▸ LISTED RECORDS
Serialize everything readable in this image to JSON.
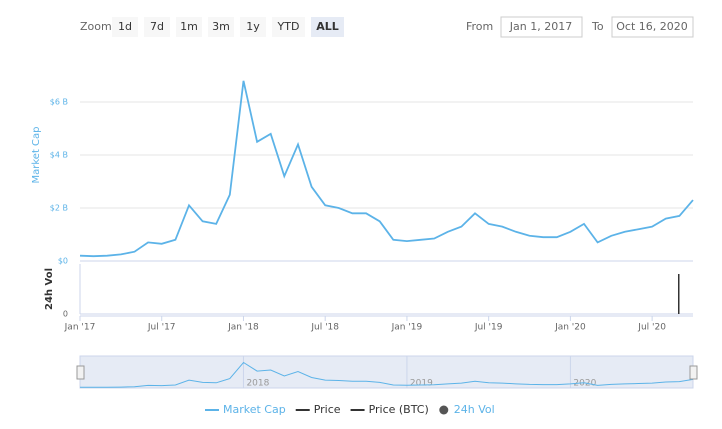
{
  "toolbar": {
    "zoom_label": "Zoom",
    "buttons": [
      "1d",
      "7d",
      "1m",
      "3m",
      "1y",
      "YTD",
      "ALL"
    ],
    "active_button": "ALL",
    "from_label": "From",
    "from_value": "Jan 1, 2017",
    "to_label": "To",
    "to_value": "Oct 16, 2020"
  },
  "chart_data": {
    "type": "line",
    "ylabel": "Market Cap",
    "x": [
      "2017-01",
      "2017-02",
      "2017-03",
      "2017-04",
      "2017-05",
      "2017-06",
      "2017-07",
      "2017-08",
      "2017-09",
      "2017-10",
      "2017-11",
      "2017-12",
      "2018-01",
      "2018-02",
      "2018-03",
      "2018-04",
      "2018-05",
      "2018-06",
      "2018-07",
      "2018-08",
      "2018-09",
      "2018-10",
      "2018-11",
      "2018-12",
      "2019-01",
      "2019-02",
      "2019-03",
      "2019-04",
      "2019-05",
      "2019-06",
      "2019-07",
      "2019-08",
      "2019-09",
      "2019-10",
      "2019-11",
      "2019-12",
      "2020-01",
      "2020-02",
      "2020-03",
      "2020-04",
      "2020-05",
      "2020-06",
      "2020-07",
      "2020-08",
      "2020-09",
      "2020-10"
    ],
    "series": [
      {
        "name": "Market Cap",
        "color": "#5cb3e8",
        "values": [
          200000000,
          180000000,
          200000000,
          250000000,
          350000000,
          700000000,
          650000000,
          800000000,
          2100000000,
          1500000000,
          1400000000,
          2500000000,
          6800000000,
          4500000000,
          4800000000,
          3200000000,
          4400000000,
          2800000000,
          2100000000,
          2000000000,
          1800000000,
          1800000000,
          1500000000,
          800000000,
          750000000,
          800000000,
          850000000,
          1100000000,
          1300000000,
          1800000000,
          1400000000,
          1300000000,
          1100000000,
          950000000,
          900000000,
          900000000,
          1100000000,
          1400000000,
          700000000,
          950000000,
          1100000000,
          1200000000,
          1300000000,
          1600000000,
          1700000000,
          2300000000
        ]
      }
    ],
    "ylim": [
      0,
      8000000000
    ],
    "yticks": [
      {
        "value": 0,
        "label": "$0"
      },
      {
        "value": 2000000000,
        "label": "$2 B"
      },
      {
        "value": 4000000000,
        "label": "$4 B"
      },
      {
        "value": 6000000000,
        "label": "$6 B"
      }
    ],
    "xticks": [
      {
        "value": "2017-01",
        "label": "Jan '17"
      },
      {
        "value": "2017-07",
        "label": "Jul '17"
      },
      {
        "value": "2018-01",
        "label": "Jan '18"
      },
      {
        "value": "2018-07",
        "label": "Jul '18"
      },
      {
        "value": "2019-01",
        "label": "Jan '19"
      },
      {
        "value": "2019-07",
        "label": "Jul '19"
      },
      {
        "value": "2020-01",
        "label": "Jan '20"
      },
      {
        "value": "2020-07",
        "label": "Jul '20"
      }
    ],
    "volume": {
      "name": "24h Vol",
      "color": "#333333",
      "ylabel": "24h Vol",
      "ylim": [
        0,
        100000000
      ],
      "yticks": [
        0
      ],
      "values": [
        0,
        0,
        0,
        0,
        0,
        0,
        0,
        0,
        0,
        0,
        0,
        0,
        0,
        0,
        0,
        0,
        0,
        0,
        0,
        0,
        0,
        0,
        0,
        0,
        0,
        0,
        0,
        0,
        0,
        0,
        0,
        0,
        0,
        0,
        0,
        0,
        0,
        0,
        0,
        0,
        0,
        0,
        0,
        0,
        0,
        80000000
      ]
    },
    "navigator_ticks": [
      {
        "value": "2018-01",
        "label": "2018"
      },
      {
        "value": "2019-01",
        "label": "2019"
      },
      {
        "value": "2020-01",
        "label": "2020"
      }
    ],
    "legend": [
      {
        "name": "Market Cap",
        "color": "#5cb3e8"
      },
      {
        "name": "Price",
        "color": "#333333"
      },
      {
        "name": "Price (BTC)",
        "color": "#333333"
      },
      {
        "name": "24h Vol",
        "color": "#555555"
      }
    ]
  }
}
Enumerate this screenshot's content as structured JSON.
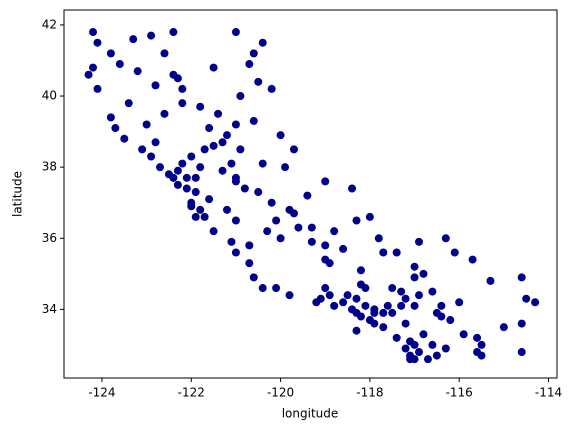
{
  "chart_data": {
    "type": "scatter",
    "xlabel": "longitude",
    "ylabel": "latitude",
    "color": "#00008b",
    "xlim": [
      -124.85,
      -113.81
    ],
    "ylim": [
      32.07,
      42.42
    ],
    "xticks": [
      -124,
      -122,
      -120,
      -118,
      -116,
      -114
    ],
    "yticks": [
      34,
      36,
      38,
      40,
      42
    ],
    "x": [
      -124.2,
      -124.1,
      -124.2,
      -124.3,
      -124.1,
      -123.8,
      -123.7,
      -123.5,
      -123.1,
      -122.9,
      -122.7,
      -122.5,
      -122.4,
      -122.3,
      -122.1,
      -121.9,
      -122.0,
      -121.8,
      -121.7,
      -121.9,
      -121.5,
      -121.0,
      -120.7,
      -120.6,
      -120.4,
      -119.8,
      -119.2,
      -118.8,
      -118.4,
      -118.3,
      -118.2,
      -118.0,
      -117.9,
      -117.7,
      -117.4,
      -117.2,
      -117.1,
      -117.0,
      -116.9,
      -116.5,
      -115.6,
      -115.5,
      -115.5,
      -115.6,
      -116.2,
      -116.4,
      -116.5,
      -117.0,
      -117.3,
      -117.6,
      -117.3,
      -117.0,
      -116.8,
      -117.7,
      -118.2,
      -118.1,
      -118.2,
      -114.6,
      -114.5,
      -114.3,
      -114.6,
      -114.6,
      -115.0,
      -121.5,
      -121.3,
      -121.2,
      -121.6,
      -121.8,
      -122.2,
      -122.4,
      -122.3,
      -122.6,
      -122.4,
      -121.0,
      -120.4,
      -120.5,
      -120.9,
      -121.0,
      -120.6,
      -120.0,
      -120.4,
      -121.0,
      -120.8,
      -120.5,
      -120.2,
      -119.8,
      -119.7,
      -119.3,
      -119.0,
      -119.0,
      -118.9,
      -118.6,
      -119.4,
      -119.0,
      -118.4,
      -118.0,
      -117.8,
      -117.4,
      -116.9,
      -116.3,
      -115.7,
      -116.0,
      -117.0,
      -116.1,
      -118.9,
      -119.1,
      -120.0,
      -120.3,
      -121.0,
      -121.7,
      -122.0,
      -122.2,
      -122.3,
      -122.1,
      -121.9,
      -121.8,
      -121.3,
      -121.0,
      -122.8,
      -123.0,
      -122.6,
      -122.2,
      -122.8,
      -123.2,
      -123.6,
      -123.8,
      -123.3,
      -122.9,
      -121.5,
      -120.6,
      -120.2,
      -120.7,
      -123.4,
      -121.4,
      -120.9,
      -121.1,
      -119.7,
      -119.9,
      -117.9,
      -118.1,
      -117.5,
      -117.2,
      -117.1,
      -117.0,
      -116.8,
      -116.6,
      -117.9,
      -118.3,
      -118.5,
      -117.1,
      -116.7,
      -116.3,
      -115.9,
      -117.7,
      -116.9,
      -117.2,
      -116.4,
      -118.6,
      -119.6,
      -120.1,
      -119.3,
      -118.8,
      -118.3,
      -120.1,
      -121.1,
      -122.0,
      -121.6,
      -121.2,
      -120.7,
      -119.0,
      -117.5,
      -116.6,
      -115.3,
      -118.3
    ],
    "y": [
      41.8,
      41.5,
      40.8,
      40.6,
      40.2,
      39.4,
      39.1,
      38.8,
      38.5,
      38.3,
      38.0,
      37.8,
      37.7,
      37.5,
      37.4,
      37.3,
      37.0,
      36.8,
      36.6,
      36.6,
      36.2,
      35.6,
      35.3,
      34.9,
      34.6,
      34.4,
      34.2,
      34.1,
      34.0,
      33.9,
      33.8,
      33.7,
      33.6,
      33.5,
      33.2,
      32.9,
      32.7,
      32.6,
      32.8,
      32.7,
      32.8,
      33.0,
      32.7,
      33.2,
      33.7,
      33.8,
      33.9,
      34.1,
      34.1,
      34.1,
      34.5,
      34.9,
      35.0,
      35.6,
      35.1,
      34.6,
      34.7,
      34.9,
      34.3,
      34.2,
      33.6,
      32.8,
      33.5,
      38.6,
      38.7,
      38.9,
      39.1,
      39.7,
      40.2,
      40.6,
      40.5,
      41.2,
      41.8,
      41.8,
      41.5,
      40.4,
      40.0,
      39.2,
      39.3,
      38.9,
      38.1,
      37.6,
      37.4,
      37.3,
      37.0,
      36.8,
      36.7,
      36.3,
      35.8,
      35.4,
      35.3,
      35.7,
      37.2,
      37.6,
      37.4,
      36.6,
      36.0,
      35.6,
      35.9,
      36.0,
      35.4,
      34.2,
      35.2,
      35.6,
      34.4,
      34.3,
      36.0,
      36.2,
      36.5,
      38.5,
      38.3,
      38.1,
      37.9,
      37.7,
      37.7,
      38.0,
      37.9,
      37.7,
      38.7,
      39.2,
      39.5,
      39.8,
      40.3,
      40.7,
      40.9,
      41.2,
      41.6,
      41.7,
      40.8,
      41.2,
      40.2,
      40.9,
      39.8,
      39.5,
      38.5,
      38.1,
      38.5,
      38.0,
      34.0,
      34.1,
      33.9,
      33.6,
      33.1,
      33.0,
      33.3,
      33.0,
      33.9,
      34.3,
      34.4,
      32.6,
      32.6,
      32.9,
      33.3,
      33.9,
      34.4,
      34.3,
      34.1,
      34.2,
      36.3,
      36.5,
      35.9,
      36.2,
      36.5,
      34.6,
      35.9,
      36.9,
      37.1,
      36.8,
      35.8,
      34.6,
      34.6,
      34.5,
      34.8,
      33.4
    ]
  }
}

▸ WORK INSTRUCTIONS
Which lines contain the word "JSON"? Copy each one.

▸ ANSWER TO THE PROBLEM
Serialize everything readable in this image to JSON.
Enumerate this screenshot's content as structured JSON.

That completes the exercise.